Task to complete
Please give the rows from the line with "Decompose this screenshot" to the line with "series-line-2 xyxy=(74,281,664,461)" again, changing "x-tick-label" to "horizontal-tick-label" and leaving everything else unchanged.

Data to process
^^^^^^^^
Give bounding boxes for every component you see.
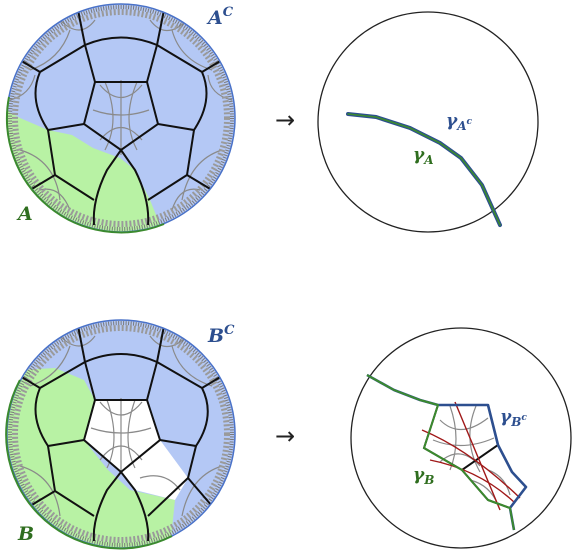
^^^^^^^^
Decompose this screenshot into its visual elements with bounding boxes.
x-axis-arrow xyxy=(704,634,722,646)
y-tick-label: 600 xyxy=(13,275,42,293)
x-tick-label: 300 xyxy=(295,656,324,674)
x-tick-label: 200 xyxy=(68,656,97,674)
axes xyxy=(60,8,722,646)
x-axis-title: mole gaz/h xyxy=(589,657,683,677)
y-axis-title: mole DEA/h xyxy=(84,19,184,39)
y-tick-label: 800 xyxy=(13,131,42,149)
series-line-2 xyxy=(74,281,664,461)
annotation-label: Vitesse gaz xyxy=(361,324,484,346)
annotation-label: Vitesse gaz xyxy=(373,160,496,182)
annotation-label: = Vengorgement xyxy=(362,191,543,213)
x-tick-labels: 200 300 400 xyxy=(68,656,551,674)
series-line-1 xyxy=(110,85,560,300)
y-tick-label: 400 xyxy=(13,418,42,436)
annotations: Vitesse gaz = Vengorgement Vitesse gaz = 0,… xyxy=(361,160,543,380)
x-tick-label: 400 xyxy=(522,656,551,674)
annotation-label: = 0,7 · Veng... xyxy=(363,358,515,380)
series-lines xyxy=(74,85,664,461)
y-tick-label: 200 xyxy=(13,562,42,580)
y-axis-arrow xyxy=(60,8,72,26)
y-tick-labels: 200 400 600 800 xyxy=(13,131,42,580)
^^^^^^^^
Exercise solution
Decompose this screenshot into its visual elements with bounding boxes.
x-axis-arrow xyxy=(704,634,722,646)
y-tick-label: 600 xyxy=(13,275,42,293)
horizontal-tick-label: 300 xyxy=(295,656,324,674)
horizontal-tick-label: 200 xyxy=(68,656,97,674)
axes xyxy=(60,8,722,646)
x-axis-title: mole gaz/h xyxy=(589,657,683,677)
y-axis-title: mole DEA/h xyxy=(84,19,184,39)
y-tick-label: 800 xyxy=(13,131,42,149)
series-line-2 xyxy=(74,281,664,461)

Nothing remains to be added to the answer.